= Direction =
Report the count of lines holding "from" in the records, with no other words.

= Extracted material =
________________________________________
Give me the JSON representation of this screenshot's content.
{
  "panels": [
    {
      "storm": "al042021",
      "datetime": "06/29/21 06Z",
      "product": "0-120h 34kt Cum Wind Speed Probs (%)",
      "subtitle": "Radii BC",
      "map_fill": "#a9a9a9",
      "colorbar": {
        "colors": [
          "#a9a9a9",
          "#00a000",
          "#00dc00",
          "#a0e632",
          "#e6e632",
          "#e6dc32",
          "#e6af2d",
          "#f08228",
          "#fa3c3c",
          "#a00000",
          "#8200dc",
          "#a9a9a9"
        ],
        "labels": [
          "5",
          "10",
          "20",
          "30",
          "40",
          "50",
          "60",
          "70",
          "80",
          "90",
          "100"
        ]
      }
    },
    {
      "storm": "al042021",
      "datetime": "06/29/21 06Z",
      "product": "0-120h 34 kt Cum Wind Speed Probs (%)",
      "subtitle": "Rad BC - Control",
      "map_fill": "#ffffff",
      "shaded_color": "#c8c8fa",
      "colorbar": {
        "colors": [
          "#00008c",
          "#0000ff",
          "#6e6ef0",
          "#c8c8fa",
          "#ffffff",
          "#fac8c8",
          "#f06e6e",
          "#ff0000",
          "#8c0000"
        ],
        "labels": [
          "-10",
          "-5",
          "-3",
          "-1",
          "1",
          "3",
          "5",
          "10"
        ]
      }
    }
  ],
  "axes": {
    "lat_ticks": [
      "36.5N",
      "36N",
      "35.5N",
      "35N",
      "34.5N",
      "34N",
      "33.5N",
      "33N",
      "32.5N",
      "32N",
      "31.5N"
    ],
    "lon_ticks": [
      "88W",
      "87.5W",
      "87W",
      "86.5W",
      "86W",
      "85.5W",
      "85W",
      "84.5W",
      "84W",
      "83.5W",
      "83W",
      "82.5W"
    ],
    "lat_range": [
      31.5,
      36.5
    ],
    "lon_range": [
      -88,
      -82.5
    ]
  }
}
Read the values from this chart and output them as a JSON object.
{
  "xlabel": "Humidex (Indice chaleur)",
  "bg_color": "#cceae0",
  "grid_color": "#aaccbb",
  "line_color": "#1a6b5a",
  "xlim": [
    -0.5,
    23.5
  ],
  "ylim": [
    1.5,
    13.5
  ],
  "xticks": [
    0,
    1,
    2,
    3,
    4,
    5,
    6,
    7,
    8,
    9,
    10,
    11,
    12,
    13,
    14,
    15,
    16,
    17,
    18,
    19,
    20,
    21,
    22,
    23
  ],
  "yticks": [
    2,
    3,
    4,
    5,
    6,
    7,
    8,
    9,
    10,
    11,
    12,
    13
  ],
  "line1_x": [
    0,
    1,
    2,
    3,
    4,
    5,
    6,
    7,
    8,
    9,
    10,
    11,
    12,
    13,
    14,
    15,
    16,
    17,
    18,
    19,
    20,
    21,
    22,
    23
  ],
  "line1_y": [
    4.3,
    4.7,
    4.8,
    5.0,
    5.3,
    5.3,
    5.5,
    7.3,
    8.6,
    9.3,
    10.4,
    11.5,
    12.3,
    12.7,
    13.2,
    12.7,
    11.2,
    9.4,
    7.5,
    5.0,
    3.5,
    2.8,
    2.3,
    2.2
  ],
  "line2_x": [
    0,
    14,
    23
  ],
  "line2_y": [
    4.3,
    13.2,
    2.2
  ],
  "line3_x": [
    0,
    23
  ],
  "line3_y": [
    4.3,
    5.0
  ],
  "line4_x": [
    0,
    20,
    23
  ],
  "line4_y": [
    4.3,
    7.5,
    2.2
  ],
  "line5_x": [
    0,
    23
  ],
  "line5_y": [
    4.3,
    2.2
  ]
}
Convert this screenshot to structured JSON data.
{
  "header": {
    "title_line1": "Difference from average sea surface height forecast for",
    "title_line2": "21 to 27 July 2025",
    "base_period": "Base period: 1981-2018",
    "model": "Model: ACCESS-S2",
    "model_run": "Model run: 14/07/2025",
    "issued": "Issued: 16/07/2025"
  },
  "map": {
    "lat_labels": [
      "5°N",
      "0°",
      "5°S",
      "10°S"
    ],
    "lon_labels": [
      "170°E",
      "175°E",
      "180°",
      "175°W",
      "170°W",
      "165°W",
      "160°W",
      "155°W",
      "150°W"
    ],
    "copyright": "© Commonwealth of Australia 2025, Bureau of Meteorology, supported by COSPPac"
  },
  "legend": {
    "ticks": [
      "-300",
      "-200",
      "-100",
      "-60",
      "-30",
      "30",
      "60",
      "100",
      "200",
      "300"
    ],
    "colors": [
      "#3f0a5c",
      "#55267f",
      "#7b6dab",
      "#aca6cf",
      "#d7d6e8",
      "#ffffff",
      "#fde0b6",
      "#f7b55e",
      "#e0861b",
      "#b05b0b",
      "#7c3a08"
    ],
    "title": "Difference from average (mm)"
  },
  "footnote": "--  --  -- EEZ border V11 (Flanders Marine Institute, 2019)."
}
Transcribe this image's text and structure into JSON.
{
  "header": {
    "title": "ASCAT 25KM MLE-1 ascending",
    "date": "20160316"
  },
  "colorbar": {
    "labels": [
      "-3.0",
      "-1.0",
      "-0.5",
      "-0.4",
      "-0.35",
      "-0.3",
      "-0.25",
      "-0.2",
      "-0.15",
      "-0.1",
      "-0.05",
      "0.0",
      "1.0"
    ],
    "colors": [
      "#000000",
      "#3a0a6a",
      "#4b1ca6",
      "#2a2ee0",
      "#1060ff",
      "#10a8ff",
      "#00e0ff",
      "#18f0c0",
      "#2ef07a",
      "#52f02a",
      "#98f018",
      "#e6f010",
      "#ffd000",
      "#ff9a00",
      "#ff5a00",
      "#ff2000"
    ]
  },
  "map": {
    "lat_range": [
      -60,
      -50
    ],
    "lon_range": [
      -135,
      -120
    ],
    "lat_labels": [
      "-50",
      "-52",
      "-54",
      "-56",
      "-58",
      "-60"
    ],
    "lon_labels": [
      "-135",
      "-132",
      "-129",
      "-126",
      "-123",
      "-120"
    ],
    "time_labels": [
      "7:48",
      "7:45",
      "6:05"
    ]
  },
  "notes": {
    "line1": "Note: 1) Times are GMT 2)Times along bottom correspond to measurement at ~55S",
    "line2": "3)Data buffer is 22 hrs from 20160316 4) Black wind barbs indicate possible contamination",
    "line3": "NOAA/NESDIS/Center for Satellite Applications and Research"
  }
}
________________________________________
= Exercise output =
4